> TASK MATERIAL:
=======

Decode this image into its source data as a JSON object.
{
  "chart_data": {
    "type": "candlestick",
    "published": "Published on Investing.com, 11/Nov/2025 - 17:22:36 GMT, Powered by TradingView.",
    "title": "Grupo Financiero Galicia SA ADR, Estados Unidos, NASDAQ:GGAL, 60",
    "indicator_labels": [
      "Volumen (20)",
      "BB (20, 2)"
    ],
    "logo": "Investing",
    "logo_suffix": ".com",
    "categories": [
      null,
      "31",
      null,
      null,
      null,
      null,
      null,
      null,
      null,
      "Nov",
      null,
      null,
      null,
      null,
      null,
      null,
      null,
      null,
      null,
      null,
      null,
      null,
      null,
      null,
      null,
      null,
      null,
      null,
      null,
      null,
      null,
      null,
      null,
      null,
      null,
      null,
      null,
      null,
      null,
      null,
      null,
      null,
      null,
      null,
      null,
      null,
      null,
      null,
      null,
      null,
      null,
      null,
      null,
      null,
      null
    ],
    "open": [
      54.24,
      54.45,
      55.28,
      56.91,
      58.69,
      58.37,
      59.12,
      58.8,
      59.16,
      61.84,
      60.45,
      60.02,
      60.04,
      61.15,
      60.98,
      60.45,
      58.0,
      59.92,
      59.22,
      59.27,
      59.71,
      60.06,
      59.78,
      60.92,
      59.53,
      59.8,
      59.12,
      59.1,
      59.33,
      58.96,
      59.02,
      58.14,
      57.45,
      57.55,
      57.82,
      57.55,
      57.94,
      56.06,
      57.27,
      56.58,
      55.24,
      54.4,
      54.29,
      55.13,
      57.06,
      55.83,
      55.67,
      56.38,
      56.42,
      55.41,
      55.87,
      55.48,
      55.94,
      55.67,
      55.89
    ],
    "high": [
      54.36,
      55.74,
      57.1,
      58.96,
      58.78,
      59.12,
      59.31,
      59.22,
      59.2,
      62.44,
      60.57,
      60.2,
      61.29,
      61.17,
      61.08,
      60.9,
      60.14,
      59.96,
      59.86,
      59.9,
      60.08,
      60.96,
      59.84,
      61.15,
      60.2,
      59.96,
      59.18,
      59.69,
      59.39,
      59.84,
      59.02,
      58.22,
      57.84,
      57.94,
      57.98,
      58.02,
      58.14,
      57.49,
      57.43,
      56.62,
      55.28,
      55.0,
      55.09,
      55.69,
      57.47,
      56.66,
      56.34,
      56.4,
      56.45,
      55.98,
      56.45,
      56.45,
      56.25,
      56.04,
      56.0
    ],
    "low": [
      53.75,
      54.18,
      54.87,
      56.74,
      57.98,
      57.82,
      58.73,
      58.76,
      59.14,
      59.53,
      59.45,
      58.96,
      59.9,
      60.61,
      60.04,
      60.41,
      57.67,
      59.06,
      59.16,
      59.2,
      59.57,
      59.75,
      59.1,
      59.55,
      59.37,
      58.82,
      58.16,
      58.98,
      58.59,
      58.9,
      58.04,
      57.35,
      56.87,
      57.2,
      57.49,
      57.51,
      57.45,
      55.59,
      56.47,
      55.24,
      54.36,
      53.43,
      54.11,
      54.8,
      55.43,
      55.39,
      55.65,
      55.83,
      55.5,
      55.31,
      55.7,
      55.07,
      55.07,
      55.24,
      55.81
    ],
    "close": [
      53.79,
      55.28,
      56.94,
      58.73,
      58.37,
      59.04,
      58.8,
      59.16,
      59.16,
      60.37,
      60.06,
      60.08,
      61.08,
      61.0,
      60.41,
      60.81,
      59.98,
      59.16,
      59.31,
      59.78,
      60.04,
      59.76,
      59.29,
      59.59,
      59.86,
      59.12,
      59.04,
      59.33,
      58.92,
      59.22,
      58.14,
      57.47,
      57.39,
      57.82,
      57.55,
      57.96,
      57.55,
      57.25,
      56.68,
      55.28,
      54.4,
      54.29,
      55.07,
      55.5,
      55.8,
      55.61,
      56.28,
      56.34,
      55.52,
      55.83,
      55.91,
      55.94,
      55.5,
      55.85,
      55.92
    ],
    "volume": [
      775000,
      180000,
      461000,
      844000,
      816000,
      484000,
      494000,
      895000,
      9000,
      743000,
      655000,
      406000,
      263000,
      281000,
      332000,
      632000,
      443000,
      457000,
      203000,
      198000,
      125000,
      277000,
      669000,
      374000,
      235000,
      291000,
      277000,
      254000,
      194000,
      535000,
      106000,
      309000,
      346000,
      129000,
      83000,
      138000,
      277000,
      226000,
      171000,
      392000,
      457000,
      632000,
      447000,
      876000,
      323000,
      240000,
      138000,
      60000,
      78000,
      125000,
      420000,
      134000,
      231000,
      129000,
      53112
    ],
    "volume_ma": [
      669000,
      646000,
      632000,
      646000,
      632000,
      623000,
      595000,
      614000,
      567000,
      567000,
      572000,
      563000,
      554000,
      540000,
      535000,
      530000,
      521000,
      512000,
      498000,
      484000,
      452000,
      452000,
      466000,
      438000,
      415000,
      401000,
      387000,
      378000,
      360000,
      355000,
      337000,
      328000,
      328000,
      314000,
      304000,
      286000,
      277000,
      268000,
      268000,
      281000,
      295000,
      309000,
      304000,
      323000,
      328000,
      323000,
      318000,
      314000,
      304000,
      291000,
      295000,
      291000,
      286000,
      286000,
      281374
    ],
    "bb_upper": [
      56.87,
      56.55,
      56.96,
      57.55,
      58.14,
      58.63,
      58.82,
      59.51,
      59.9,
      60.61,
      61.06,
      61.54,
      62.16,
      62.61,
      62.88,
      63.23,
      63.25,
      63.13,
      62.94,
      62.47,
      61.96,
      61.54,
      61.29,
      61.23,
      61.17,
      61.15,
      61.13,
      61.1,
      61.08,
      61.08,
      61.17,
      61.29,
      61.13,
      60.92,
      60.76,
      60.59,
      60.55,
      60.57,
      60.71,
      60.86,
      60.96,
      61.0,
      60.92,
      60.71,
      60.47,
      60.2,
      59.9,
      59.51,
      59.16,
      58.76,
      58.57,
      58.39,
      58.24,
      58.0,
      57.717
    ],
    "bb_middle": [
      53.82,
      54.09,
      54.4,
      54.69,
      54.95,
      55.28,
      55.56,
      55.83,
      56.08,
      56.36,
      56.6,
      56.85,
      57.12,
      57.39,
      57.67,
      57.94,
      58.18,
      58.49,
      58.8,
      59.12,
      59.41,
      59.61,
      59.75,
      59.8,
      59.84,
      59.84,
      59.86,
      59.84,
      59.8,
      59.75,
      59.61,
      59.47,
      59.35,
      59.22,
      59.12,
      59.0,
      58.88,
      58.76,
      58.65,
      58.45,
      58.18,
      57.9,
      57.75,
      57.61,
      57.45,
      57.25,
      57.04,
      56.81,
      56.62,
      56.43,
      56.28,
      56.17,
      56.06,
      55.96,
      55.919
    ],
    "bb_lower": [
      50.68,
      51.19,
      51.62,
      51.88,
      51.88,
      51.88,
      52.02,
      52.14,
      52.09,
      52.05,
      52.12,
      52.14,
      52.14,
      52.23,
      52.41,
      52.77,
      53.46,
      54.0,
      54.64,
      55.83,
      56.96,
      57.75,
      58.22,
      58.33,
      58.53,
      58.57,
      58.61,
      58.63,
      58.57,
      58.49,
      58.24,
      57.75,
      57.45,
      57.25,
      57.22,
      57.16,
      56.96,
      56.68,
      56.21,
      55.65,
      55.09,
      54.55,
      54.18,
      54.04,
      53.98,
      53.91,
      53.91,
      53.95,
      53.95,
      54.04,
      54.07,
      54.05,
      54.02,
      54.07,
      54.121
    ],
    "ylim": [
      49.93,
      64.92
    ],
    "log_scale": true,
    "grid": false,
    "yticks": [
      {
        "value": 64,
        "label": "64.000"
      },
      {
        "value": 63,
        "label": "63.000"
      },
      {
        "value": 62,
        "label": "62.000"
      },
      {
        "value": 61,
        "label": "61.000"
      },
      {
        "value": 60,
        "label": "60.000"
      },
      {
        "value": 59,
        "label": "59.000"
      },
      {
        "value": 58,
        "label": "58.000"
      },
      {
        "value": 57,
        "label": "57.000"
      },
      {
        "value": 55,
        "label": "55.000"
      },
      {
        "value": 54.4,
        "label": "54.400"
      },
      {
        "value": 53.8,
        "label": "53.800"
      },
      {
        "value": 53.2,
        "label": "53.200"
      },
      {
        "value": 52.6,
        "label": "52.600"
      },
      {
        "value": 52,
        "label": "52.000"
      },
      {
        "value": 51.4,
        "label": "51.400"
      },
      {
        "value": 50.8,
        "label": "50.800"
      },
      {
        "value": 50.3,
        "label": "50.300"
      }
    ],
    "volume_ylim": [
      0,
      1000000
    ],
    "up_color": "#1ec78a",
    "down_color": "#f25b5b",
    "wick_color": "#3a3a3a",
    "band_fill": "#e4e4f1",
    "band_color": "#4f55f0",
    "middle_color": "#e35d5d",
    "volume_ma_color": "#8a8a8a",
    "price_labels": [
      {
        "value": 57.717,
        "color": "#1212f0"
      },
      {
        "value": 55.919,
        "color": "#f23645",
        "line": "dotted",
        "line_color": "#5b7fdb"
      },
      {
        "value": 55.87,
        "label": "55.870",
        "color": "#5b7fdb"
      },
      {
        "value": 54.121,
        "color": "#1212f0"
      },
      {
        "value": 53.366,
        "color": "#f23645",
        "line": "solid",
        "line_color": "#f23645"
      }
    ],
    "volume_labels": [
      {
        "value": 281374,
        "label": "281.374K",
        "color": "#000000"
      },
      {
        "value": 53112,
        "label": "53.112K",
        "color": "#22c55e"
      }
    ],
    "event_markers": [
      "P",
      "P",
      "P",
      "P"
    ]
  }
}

=======

> EXERCISE DIRECTIONS: Write out every line of the listing that holds the word "Investing".

> REPLY:
    "published": "Published on Investing.com, 11/Nov/2025 - 17:22:36 GMT, Powered by TradingView.",
    "logo": "Investing",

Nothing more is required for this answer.